- SET TASK
Leave out the pictures and copy everything else below exactly.

- MATERIALS PROVIDED

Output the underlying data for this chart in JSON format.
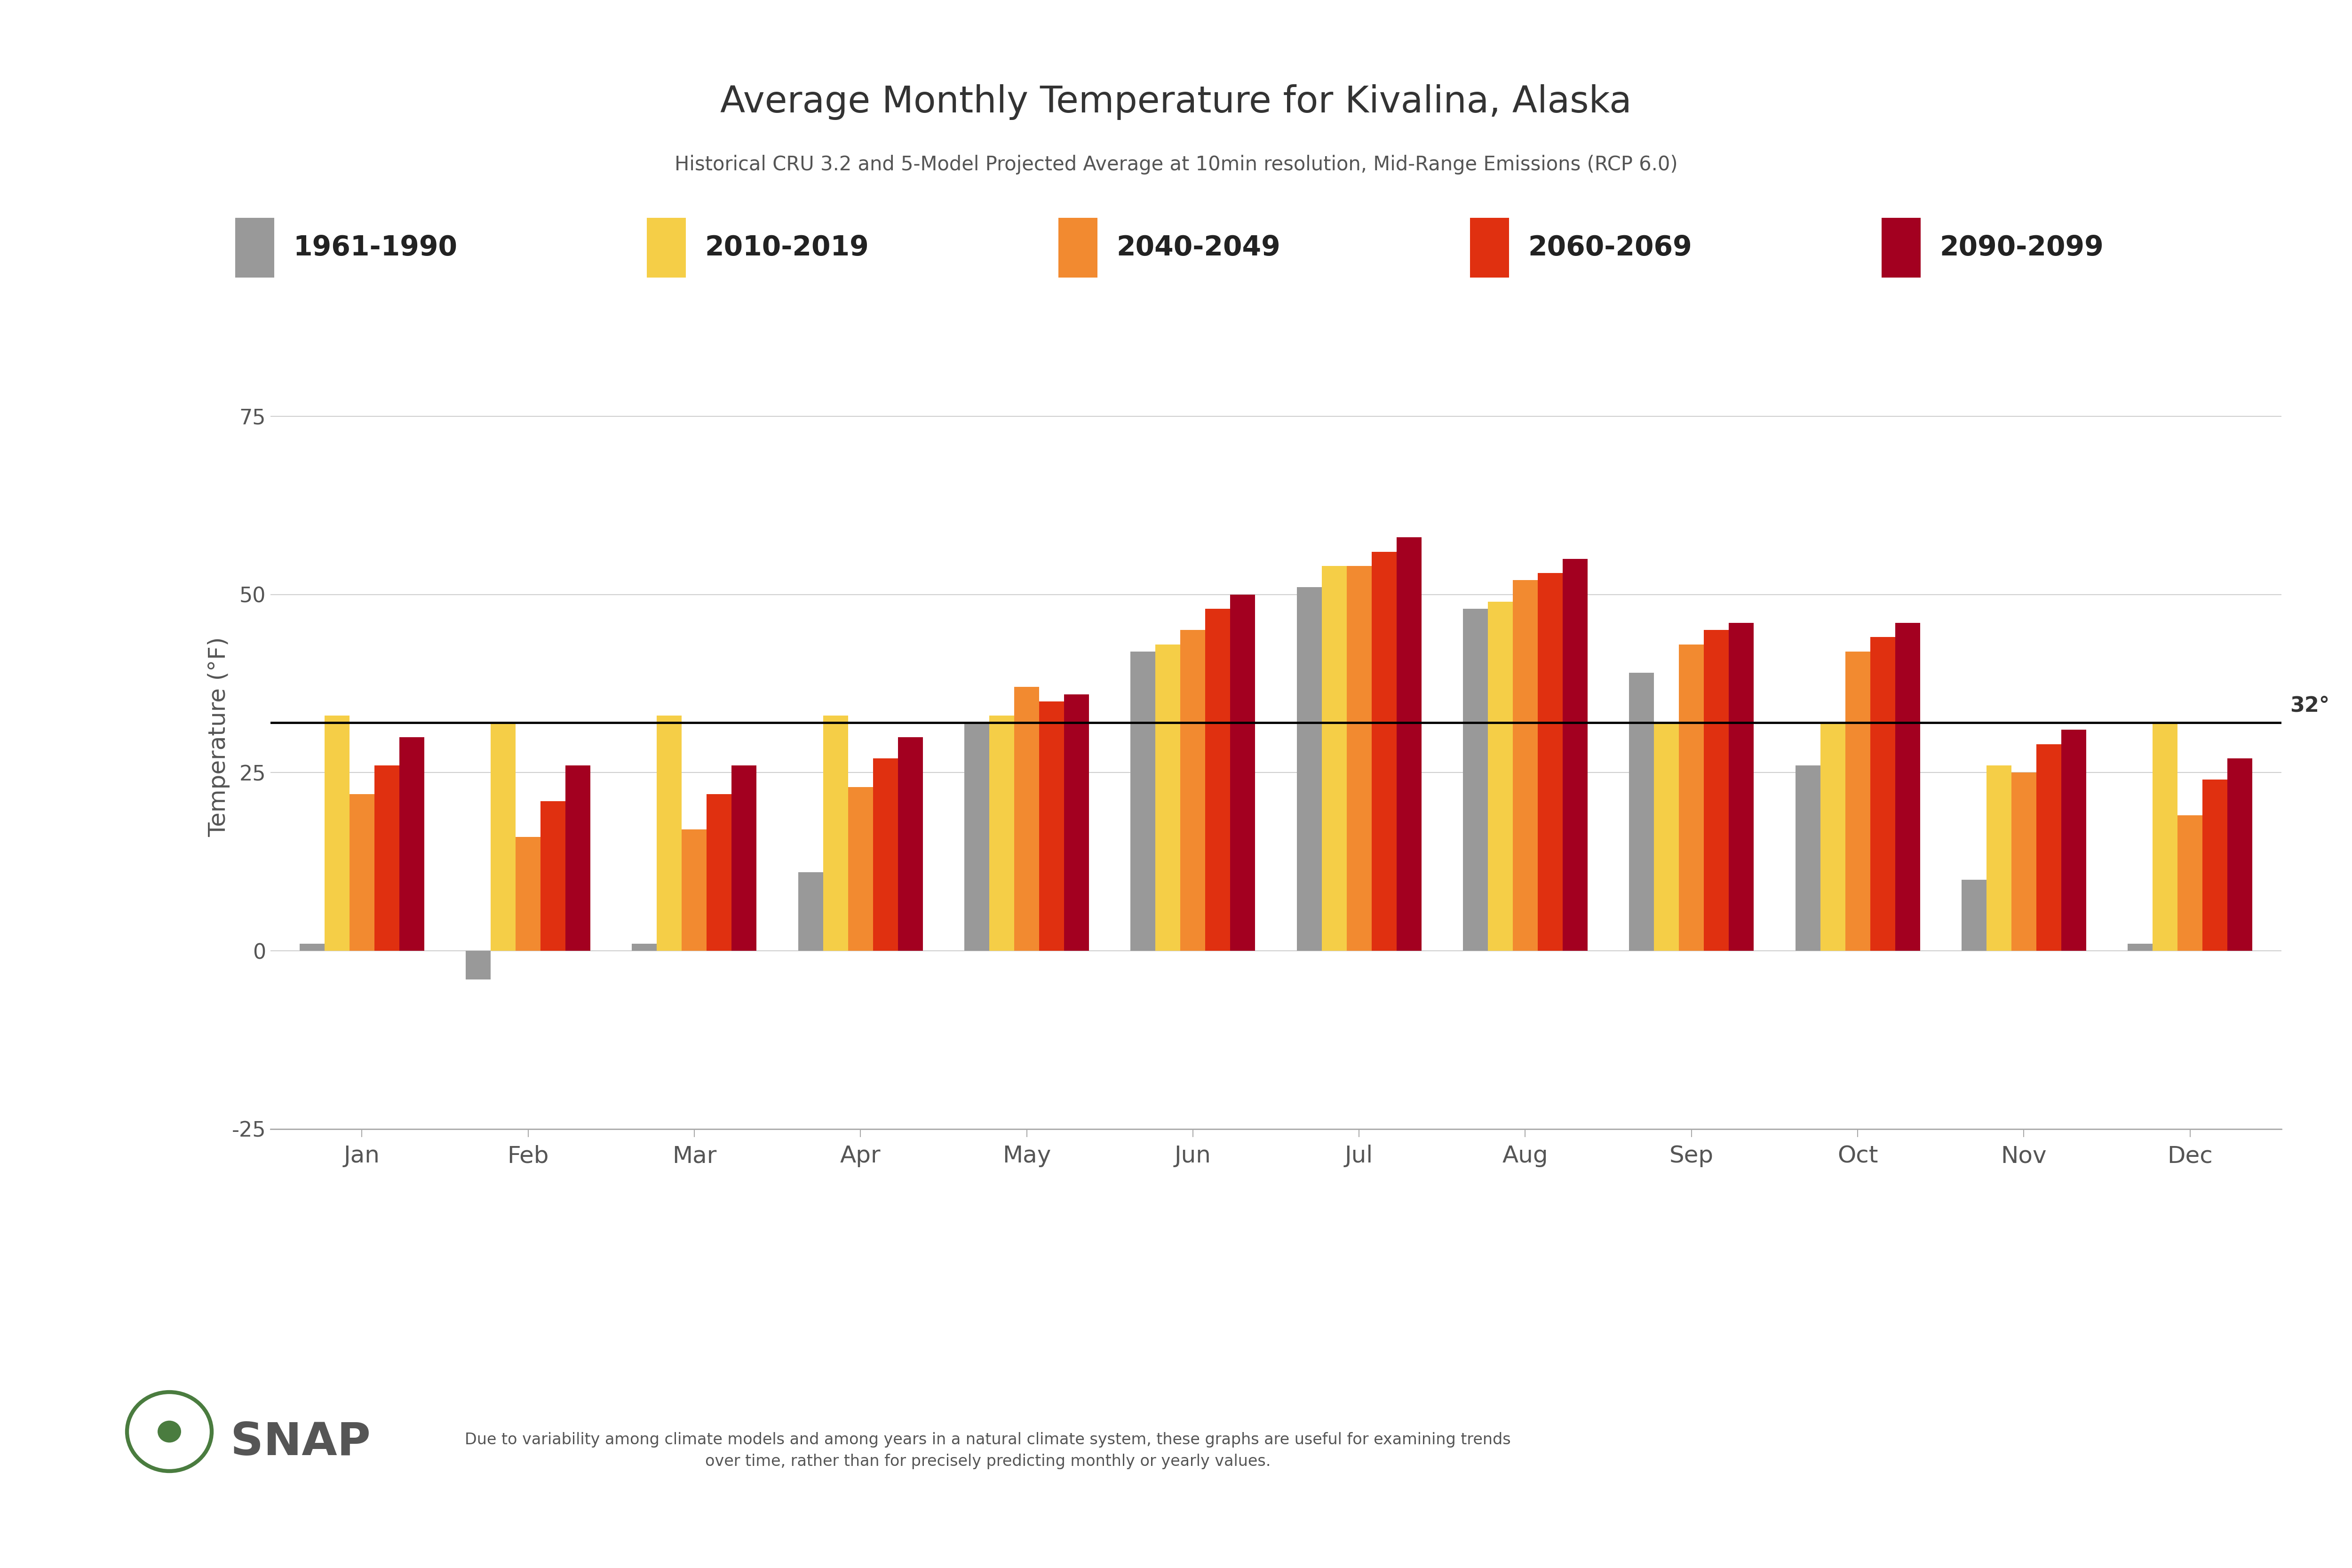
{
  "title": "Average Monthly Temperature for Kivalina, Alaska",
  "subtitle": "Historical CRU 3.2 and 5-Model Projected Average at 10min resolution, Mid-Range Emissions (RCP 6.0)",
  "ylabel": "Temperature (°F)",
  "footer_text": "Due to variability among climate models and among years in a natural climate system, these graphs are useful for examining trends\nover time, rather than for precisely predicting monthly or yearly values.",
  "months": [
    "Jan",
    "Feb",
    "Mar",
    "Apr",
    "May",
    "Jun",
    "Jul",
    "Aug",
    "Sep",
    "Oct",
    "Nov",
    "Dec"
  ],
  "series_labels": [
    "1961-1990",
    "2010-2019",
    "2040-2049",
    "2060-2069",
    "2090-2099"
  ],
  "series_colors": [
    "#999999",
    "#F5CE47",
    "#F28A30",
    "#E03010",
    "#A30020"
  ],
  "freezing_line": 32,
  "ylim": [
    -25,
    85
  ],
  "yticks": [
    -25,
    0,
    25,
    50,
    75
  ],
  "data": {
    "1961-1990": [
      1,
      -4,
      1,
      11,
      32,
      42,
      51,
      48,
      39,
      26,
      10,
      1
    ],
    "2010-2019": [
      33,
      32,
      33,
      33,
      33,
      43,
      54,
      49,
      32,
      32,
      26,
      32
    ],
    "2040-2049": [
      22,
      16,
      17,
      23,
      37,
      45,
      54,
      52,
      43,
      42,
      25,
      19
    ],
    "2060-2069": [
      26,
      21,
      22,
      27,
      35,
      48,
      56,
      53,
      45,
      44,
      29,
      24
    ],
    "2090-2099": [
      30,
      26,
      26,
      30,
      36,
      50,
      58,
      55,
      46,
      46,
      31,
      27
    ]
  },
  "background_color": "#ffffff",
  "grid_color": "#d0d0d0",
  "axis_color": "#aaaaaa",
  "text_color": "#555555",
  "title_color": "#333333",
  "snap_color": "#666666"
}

- WRITTEN ANSWER
Output the underlying data for this chart in JSON format.
{
  "title": "Average Monthly Temperature for Kivalina, Alaska",
  "subtitle": "Historical CRU 3.2 and 5-Model Projected Average at 10min resolution, Mid-Range Emissions (RCP 6.0)",
  "ylabel": "Temperature (°F)",
  "footer_text": "Due to variability among climate models and among years in a natural climate system, these graphs are useful for examining trends\nover time, rather than for precisely predicting monthly or yearly values.",
  "months": [
    "Jan",
    "Feb",
    "Mar",
    "Apr",
    "May",
    "Jun",
    "Jul",
    "Aug",
    "Sep",
    "Oct",
    "Nov",
    "Dec"
  ],
  "series_labels": [
    "1961-1990",
    "2010-2019",
    "2040-2049",
    "2060-2069",
    "2090-2099"
  ],
  "series_colors": [
    "#999999",
    "#F5CE47",
    "#F28A30",
    "#E03010",
    "#A30020"
  ],
  "freezing_line": 32,
  "ylim": [
    -25,
    85
  ],
  "yticks": [
    -25,
    0,
    25,
    50,
    75
  ],
  "data": {
    "1961-1990": [
      1,
      -4,
      1,
      11,
      32,
      42,
      51,
      48,
      39,
      26,
      10,
      1
    ],
    "2010-2019": [
      33,
      32,
      33,
      33,
      33,
      43,
      54,
      49,
      32,
      32,
      26,
      32
    ],
    "2040-2049": [
      22,
      16,
      17,
      23,
      37,
      45,
      54,
      52,
      43,
      42,
      25,
      19
    ],
    "2060-2069": [
      26,
      21,
      22,
      27,
      35,
      48,
      56,
      53,
      45,
      44,
      29,
      24
    ],
    "2090-2099": [
      30,
      26,
      26,
      30,
      36,
      50,
      58,
      55,
      46,
      46,
      31,
      27
    ]
  },
  "background_color": "#ffffff",
  "grid_color": "#d0d0d0",
  "axis_color": "#aaaaaa",
  "text_color": "#555555",
  "title_color": "#333333",
  "snap_color": "#666666"
}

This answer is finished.